● **Extracted records**
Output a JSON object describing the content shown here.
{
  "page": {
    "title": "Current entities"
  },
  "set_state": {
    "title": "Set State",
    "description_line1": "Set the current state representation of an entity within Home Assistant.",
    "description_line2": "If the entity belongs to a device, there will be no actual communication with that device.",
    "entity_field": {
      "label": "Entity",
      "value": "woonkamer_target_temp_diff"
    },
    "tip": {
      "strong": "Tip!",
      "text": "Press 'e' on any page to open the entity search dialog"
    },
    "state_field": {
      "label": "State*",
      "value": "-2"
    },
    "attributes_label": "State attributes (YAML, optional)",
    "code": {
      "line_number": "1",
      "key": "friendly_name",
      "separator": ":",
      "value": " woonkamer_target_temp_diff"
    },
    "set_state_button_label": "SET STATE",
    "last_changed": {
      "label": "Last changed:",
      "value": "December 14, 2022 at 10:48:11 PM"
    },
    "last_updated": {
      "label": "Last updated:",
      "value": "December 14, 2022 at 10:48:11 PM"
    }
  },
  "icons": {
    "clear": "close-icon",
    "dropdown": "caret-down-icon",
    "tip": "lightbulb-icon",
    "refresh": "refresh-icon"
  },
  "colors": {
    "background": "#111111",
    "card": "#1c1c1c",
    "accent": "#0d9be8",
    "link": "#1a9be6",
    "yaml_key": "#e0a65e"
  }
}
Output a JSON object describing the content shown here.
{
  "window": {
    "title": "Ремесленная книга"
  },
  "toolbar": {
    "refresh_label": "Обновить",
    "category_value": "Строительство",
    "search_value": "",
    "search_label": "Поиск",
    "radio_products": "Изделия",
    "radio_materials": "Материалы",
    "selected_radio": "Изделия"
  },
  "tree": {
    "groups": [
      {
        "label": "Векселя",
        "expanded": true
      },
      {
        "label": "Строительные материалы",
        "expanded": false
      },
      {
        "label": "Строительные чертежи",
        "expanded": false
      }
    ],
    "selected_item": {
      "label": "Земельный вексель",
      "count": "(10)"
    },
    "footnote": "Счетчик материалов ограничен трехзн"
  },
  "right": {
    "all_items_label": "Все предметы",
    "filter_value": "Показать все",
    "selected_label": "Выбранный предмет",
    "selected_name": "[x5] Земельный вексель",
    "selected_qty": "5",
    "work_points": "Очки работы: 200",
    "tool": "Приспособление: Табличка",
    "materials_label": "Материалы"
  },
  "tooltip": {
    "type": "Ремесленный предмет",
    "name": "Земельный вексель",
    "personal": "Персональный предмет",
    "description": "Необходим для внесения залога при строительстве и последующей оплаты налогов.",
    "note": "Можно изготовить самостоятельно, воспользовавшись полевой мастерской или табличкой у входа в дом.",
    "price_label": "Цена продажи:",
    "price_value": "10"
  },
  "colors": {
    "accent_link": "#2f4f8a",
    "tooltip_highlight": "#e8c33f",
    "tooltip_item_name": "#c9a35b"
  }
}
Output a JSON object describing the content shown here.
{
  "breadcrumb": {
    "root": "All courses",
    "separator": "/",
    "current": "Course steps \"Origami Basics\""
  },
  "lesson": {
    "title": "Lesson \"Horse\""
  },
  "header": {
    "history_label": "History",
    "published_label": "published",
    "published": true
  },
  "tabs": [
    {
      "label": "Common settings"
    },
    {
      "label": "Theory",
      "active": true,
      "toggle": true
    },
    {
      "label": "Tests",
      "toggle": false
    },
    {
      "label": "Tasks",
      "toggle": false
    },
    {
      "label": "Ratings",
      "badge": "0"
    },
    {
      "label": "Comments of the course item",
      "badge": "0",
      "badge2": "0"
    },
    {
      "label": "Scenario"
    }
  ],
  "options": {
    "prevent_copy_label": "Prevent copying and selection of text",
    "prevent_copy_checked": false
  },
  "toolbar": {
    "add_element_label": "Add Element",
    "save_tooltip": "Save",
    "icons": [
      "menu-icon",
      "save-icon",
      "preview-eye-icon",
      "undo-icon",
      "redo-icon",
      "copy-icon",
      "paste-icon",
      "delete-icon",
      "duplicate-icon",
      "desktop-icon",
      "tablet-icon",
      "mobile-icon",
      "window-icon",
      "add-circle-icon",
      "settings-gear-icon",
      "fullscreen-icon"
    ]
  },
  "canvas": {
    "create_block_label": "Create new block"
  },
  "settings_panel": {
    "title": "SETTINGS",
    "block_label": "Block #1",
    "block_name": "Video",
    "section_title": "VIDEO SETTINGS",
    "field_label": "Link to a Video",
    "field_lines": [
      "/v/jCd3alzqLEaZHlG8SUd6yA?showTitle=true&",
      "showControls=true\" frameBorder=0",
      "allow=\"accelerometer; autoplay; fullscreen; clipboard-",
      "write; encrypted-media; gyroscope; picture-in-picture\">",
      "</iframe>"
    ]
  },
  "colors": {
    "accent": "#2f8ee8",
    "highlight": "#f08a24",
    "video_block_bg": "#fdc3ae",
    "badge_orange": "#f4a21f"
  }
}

● **Task**
Write every line of the material above again, exactly.

● **Written reply**
Output a JSON object describing the content shown here.
{
  "page": {
    "title": "Current entities"
  },
  "set_state": {
    "title": "Set State",
    "description_line1": "Set the current state representation of an entity within Home Assistant.",
    "description_line2": "If the entity belongs to a device, there will be no actual communication with that device.",
    "entity_field": {
      "label": "Entity",
      "value": "woonkamer_target_temp_diff"
    },
    "tip": {
      "strong": "Tip!",
      "text": "Press 'e' on any page to open the entity search dialog"
    },
    "state_field": {
      "label": "State*",
      "value": "-2"
    },
    "attributes_label": "State attributes (YAML, optional)",
    "code": {
      "line_number": "1",
      "key": "friendly_name",
      "separator": ":",
      "value": " woonkamer_target_temp_diff"
    },
    "set_state_button_label": "SET STATE",
    "last_changed": {
      "label": "Last changed:",
      "value": "December 14, 2022 at 10:48:11 PM"
    },
    "last_updated": {
      "label": "Last updated:",
      "value": "December 14, 2022 at 10:48:11 PM"
    }
  },
  "icons": {
    "clear": "close-icon",
    "dropdown": "caret-down-icon",
    "tip": "lightbulb-icon",
    "refresh": "refresh-icon"
  },
  "colors": {
    "background": "#111111",
    "card": "#1c1c1c",
    "accent": "#0d9be8",
    "link": "#1a9be6",
    "yaml_key": "#e0a65e"
  }
}
Output a JSON object describing the content shown here.
{
  "window": {
    "title": "Ремесленная книга"
  },
  "toolbar": {
    "refresh_label": "Обновить",
    "category_value": "Строительство",
    "search_value": "",
    "search_label": "Поиск",
    "radio_products": "Изделия",
    "radio_materials": "Материалы",
    "selected_radio": "Изделия"
  },
  "tree": {
    "groups": [
      {
        "label": "Векселя",
        "expanded": true
      },
      {
        "label": "Строительные материалы",
        "expanded": false
      },
      {
        "label": "Строительные чертежи",
        "expanded": false
      }
    ],
    "selected_item": {
      "label": "Земельный вексель",
      "count": "(10)"
    },
    "footnote": "Счетчик материалов ограничен трехзн"
  },
  "right": {
    "all_items_label": "Все предметы",
    "filter_value": "Показать все",
    "selected_label": "Выбранный предмет",
    "selected_name": "[x5] Земельный вексель",
    "selected_qty": "5",
    "work_points": "Очки работы: 200",
    "tool": "Приспособление: Табличка",
    "materials_label": "Материалы"
  },
  "tooltip": {
    "type": "Ремесленный предмет",
    "name": "Земельный вексель",
    "personal": "Персональный предмет",
    "description": "Необходим для внесения залога при строительстве и последующей оплаты налогов.",
    "note": "Можно изготовить самостоятельно, воспользовавшись полевой мастерской или табличкой у входа в дом.",
    "price_label": "Цена продажи:",
    "price_value": "10"
  },
  "colors": {
    "accent_link": "#2f4f8a",
    "tooltip_highlight": "#e8c33f",
    "tooltip_item_name": "#c9a35b"
  }
}
Output a JSON object describing the content shown here.
{
  "breadcrumb": {
    "root": "All courses",
    "separator": "/",
    "current": "Course steps \"Origami Basics\""
  },
  "lesson": {
    "title": "Lesson \"Horse\""
  },
  "header": {
    "history_label": "History",
    "published_label": "published",
    "published": true
  },
  "tabs": [
    {
      "label": "Common settings"
    },
    {
      "label": "Theory",
      "active": true,
      "toggle": true
    },
    {
      "label": "Tests",
      "toggle": false
    },
    {
      "label": "Tasks",
      "toggle": false
    },
    {
      "label": "Ratings",
      "badge": "0"
    },
    {
      "label": "Comments of the course item",
      "badge": "0",
      "badge2": "0"
    },
    {
      "label": "Scenario"
    }
  ],
  "options": {
    "prevent_copy_label": "Prevent copying and selection of text",
    "prevent_copy_checked": false
  },
  "toolbar": {
    "add_element_label": "Add Element",
    "save_tooltip": "Save",
    "icons": [
      "menu-icon",
      "save-icon",
      "preview-eye-icon",
      "undo-icon",
      "redo-icon",
      "copy-icon",
      "paste-icon",
      "delete-icon",
      "duplicate-icon",
      "desktop-icon",
      "tablet-icon",
      "mobile-icon",
      "window-icon",
      "add-circle-icon",
      "settings-gear-icon",
      "fullscreen-icon"
    ]
  },
  "canvas": {
    "create_block_label": "Create new block"
  },
  "settings_panel": {
    "title": "SETTINGS",
    "block_label": "Block #1",
    "block_name": "Video",
    "section_title": "VIDEO SETTINGS",
    "field_label": "Link to a Video",
    "field_lines": [
      "/v/jCd3alzqLEaZHlG8SUd6yA?showTitle=true&",
      "showControls=true\" frameBorder=0",
      "allow=\"accelerometer; autoplay; fullscreen; clipboard-",
      "write; encrypted-media; gyroscope; picture-in-picture\">",
      "</iframe>"
    ]
  },
  "colors": {
    "accent": "#2f8ee8",
    "highlight": "#f08a24",
    "video_block_bg": "#fdc3ae",
    "badge_orange": "#f4a21f"
  }
}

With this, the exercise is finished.